Instruction A: Print the section of the code refactoring guide running from "Modernizing legacy code" to "from feature work)", keeping the wording unchanged.

━━━ Extract ━━━

Code Refactoring

Refactoring legacy code, migrating technologies, and resolving technical debt with minimal risk and maximum impact.

When to Use

Modernizing legacy code (JS→TS, callbacks→async/await)
Migrating technologies (Redux ORM removal, framework changes)
Resolving technical debt that blocks new features
Improving code maintainability and reducing complexity
Preparing code for performance optimization

Don’t use for:

Adding new features (separate refactoring from feature work)
Code that works well and won’t change
Production-critical code without adequate test coverage
Situations with severe time constraints or change freezes

Critical Patterns

✅ REQUIRED: Safety Snapshot Before Starting

Create safety net BEFORE touching any code.

git add . && git commit -m "chore: snapshot before refactoring UserService"

━━━ Records to use ━━━

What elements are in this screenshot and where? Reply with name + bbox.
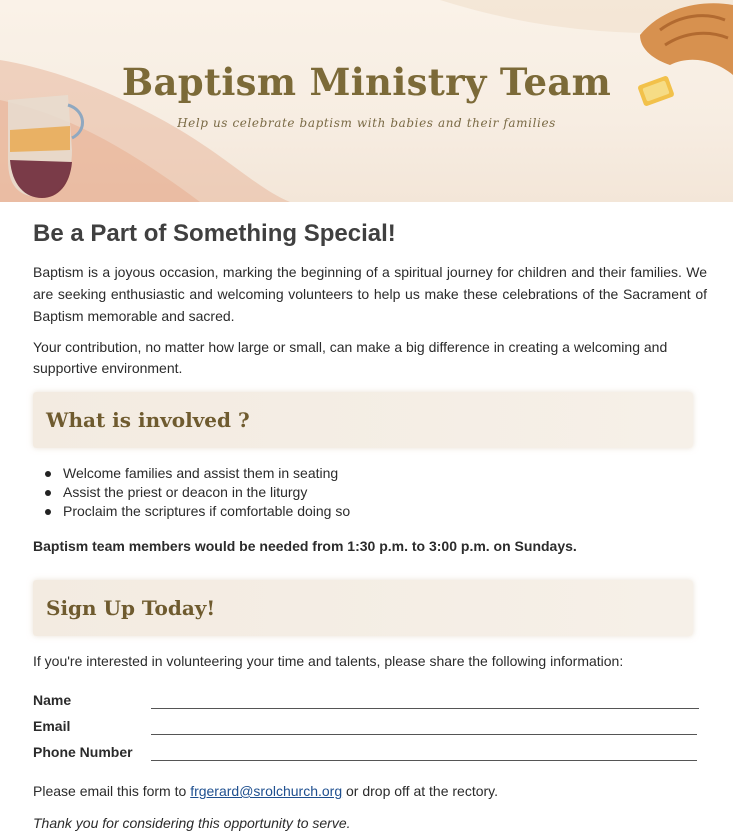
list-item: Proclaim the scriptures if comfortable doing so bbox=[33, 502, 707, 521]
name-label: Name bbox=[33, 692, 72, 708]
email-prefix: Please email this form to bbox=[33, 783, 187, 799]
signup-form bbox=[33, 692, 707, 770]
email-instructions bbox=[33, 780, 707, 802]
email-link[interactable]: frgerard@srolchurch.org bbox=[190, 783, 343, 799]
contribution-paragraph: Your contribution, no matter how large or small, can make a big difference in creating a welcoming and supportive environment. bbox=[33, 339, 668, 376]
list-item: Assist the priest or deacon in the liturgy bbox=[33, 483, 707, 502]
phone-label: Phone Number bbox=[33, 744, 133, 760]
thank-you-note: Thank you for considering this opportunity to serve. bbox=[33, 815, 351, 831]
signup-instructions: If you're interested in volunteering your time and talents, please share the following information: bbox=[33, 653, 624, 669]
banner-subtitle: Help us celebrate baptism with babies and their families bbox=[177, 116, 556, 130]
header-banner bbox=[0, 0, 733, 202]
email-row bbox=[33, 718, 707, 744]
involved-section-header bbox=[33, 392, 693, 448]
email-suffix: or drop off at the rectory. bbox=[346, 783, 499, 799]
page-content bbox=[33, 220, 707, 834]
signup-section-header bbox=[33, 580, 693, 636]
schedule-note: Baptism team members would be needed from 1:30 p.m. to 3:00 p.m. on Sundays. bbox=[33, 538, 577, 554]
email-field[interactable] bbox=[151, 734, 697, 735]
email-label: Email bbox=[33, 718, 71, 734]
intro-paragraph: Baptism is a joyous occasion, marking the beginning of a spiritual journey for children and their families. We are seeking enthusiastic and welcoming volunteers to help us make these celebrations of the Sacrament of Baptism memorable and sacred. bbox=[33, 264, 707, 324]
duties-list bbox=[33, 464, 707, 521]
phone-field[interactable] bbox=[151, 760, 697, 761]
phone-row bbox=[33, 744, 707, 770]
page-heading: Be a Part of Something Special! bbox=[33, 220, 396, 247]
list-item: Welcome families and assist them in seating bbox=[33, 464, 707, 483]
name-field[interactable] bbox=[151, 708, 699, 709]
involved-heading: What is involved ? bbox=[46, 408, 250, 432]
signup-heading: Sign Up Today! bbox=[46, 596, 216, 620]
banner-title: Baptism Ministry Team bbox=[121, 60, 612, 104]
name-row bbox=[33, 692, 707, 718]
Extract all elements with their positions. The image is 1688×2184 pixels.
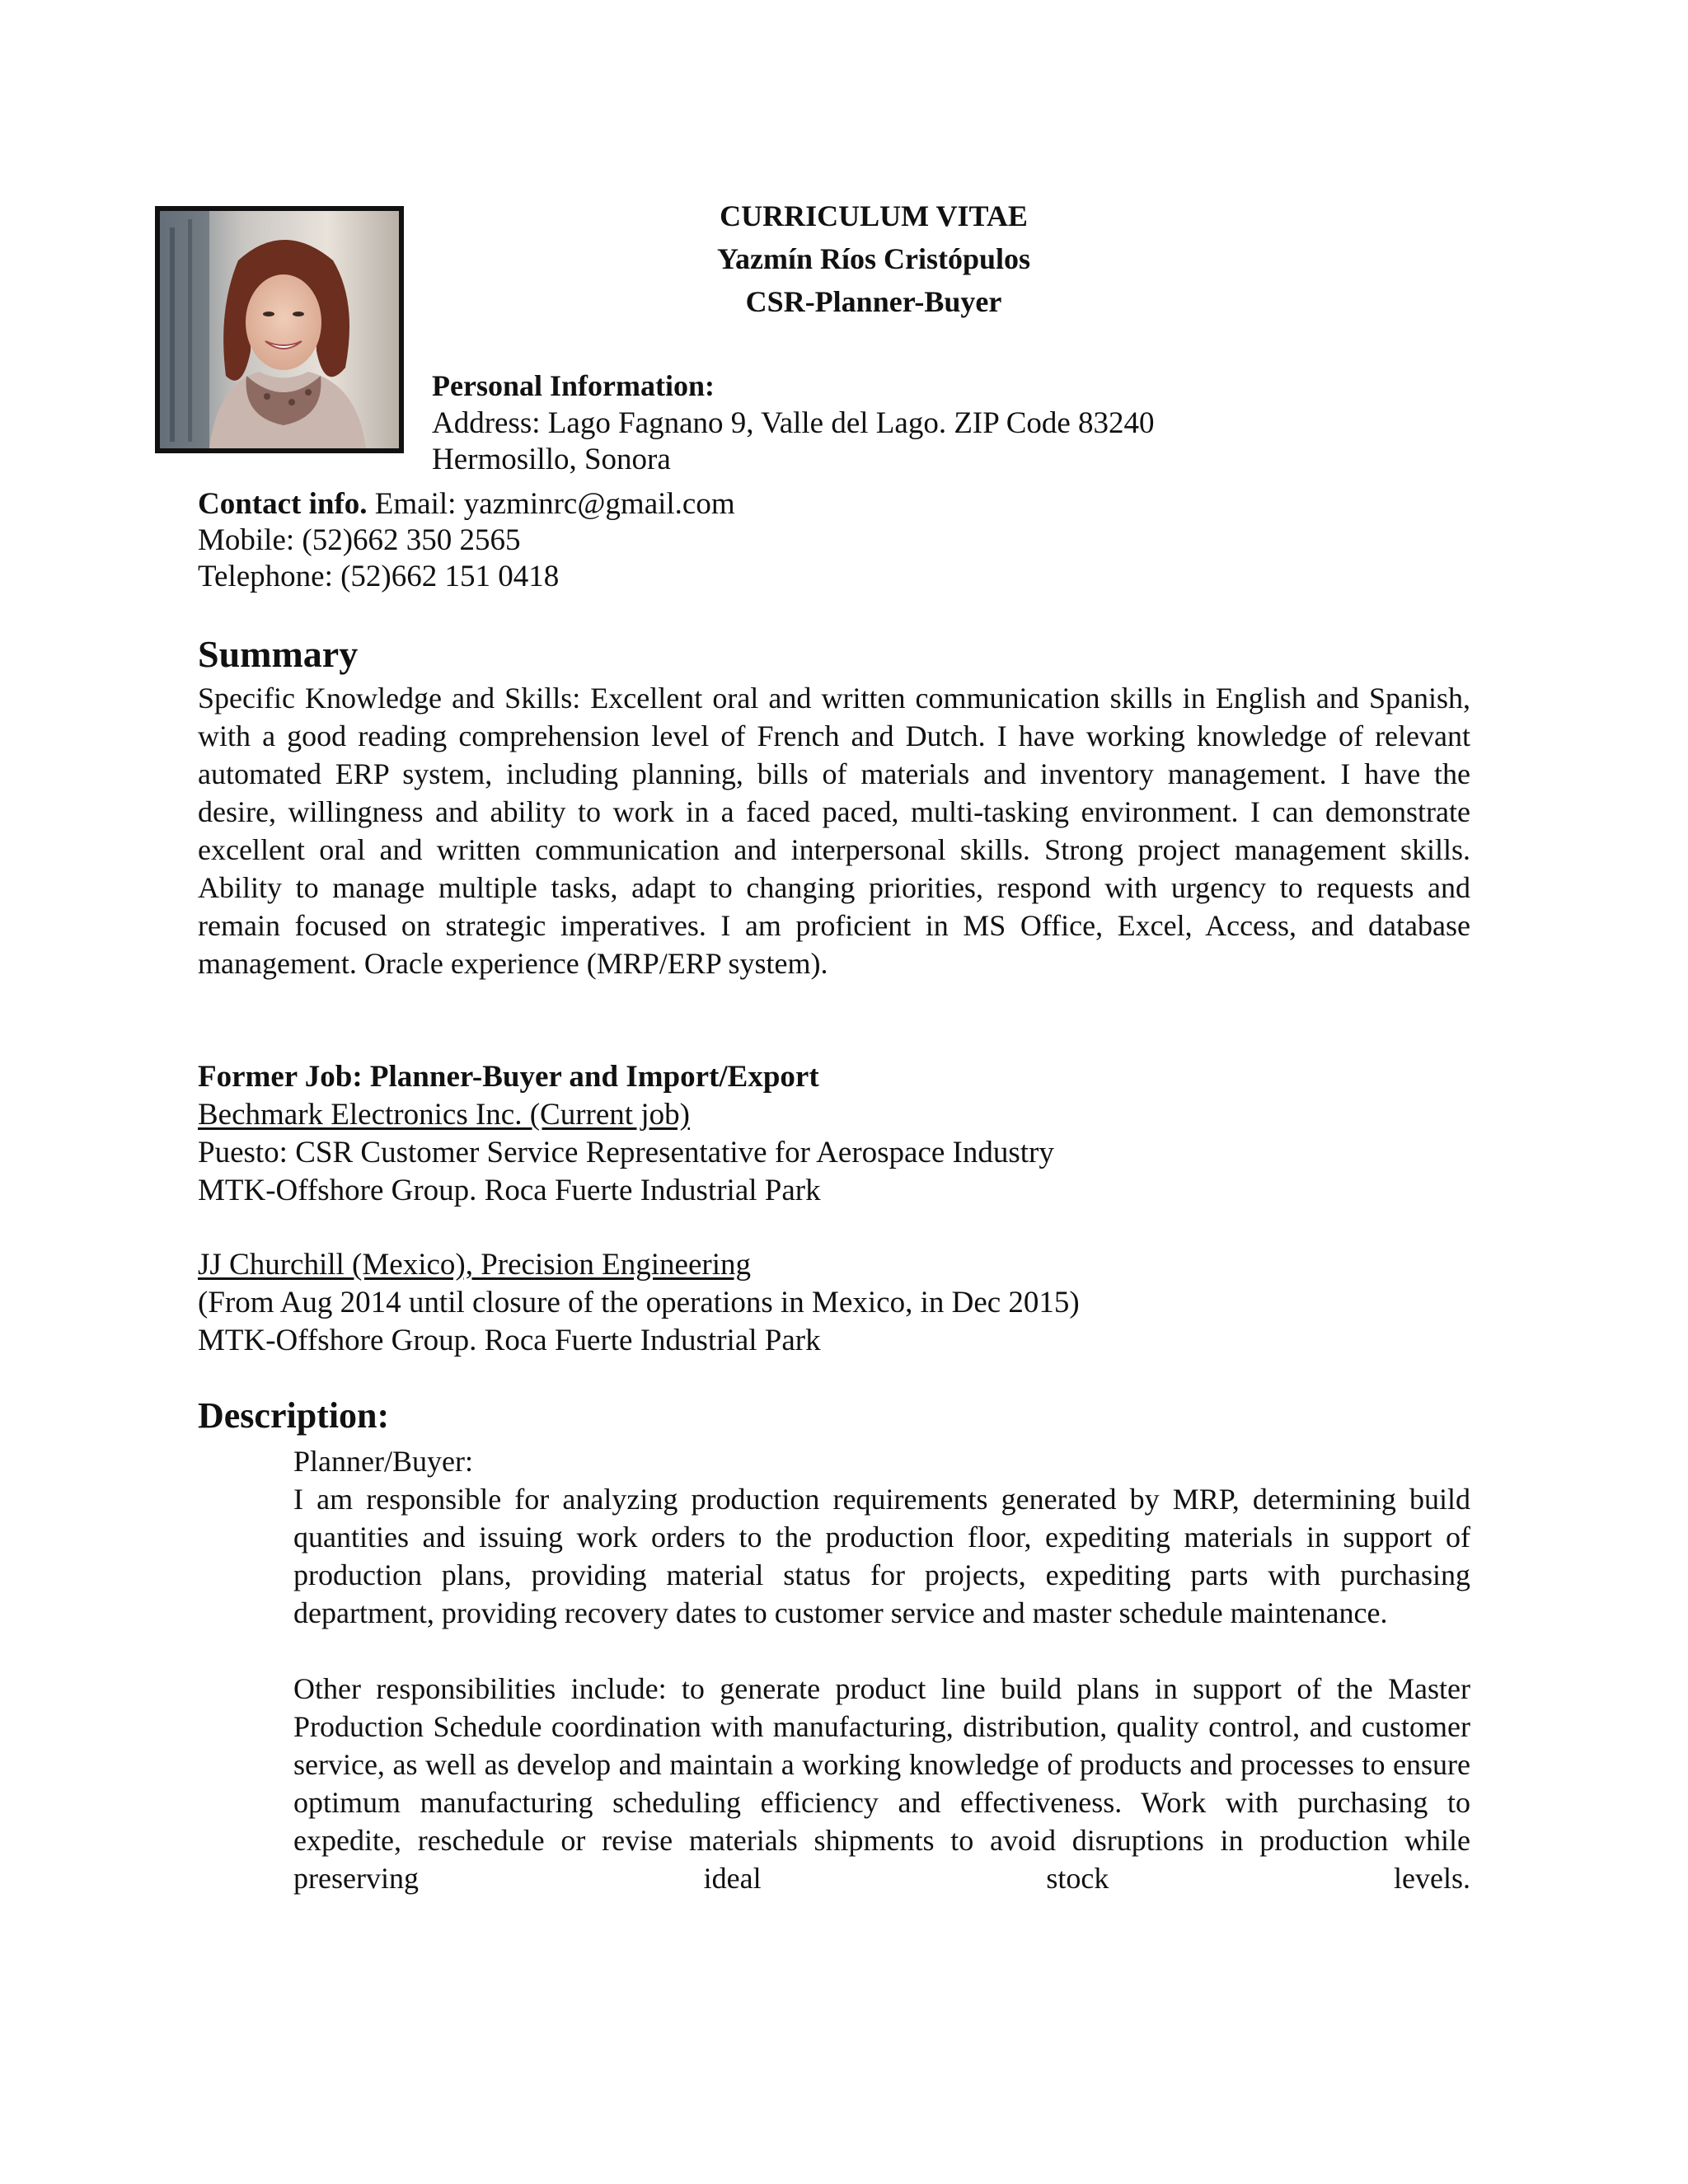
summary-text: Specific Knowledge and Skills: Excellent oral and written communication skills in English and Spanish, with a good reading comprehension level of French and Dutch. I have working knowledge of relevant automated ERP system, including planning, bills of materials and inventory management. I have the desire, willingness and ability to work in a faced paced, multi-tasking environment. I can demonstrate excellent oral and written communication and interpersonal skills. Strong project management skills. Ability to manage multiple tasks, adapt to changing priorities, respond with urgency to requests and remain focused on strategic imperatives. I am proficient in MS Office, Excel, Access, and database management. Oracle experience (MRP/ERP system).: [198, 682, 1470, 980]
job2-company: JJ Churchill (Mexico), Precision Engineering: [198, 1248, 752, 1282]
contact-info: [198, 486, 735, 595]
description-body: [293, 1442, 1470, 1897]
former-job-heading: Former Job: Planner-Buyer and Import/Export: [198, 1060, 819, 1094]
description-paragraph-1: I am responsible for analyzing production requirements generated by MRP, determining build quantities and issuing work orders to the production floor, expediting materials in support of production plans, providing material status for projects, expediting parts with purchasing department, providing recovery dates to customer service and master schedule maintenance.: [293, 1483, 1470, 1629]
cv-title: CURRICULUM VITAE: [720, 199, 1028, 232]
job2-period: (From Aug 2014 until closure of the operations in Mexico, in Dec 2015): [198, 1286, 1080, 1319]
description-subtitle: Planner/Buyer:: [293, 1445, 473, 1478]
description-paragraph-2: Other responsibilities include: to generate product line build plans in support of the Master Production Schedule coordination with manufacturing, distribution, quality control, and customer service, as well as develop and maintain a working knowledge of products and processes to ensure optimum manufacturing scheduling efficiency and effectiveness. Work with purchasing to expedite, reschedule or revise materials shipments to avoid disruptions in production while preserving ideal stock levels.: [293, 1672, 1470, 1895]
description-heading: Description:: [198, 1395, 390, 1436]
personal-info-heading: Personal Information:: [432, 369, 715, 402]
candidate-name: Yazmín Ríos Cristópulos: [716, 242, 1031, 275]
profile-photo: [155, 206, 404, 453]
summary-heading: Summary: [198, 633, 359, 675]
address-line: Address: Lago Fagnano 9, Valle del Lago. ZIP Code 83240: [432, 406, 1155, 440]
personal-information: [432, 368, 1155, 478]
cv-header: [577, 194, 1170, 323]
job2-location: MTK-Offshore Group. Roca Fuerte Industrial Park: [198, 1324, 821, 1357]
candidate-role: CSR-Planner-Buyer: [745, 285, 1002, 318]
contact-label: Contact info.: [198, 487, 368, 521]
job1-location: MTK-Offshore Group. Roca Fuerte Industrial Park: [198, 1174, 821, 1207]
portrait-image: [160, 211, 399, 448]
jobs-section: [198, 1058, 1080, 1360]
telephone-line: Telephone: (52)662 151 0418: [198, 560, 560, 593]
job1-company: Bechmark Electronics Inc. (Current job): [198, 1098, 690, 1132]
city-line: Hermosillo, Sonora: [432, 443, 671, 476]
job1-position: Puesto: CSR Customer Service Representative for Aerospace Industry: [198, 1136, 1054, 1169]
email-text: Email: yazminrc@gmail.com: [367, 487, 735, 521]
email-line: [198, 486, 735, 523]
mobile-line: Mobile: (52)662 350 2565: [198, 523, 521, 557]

━━━
━━━ Records to use ━━━

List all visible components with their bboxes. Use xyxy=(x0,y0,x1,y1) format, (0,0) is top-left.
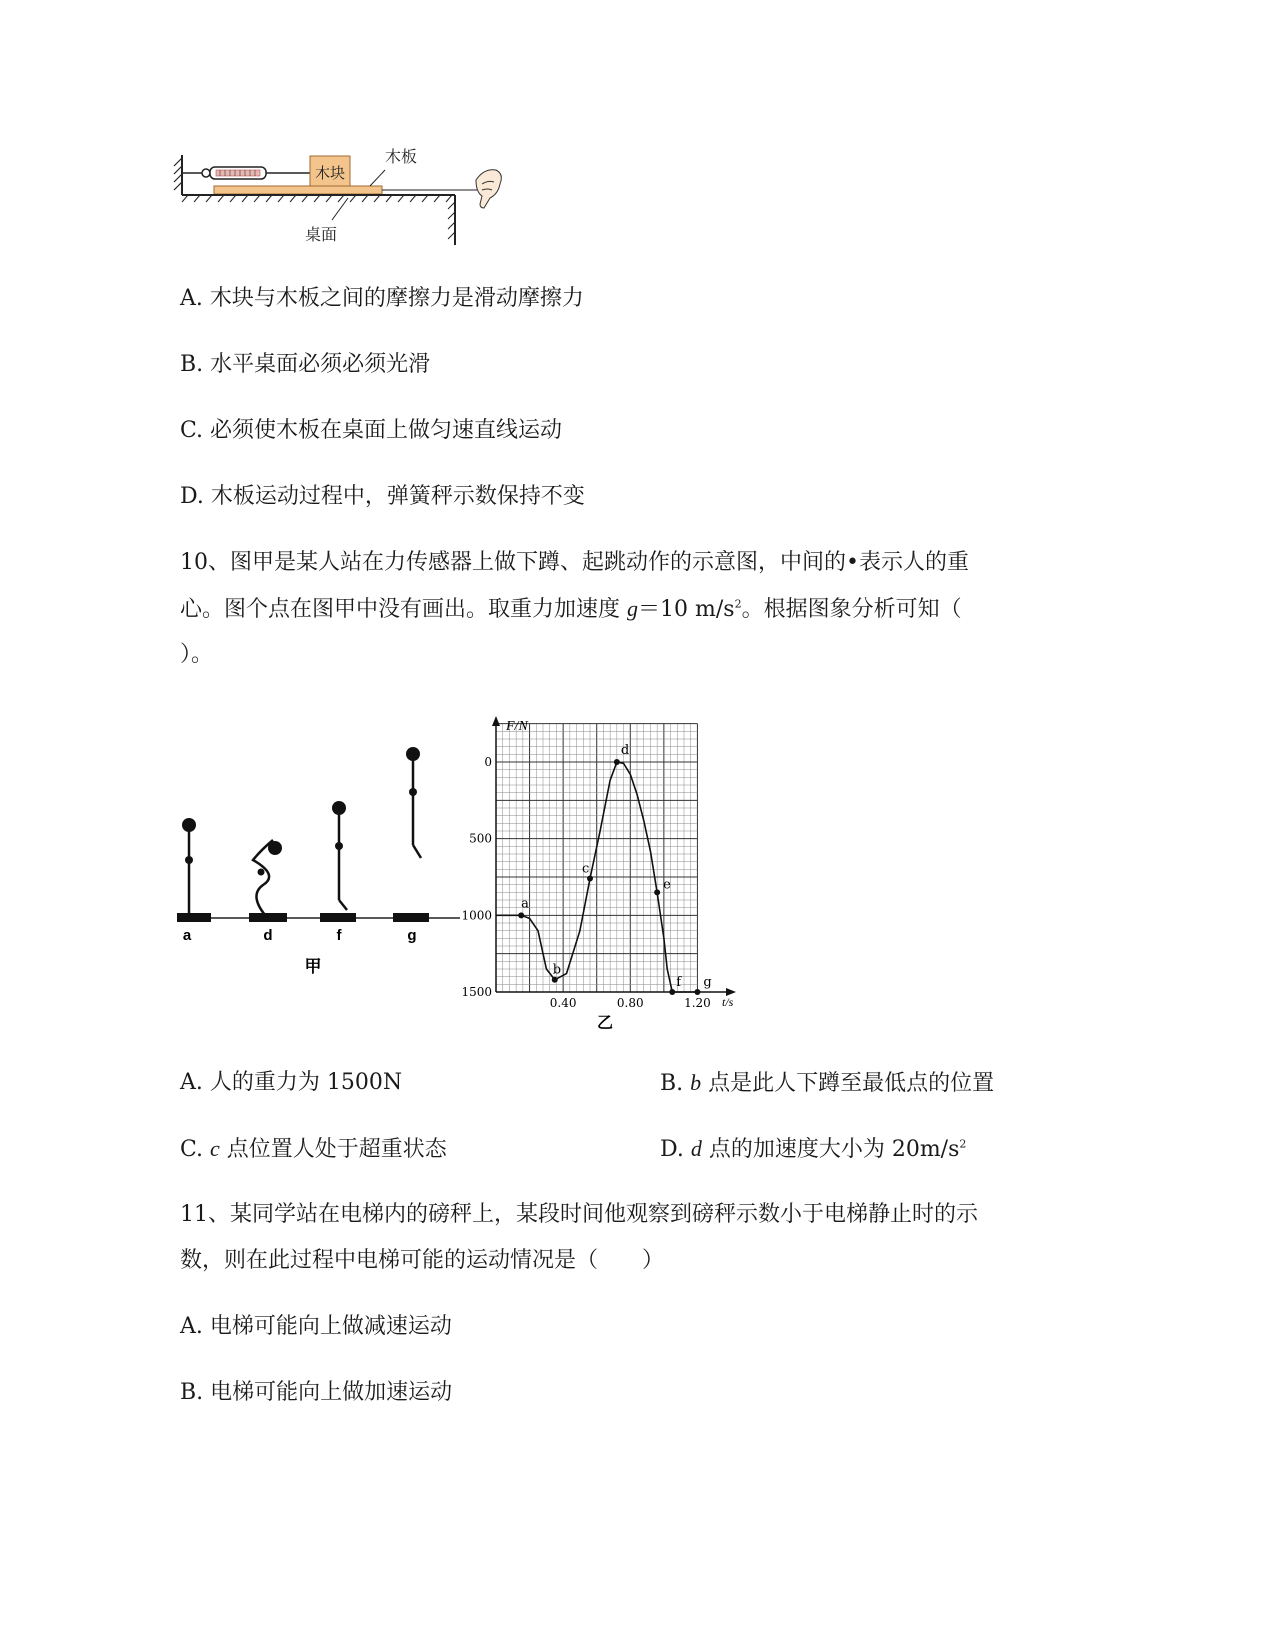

━━━

Instruction B: Output the lines of the records from the line with "Extract all elements" to the line with "summary-text: Specific Knowledge", both included, exactly as they appear. Leave out the pictures.

Task output A:
Modernizing legacy code (JS→TS, callbacks→async/await)
Migrating technologies (Redux ORM removal, framework changes)
Resolving technical debt that blocks new features
Improving code maintainability and reducing complexity
Preparing code for performance optimization

Don’t use for:

Adding new features (separate refactoring from feature work)

Task output B:
Extract all elements with their positions. The image is 1688×2184 pixels.
summary-text: Specific Knowledge and Skills: Excellent oral and written communication skills in English and Spanish, with a good reading comprehension level of French and Dutch. I have working knowledge of relevant automated ERP system, including planning, bills of materials and inventory management. I have the desire, willingness and ability to work in a faced paced, multi-tasking environment. I can demonstrate excellent oral and written communication and interpersonal skills. Strong project management skills. Ability to manage multiple tasks, adapt to changing priorities, respond with urgency to requests and remain focused on strategic imperatives. I am proficient in MS Office, Excel, Access, and database management. Oracle experience (MRP/ERP system).: [198, 682, 1470, 980]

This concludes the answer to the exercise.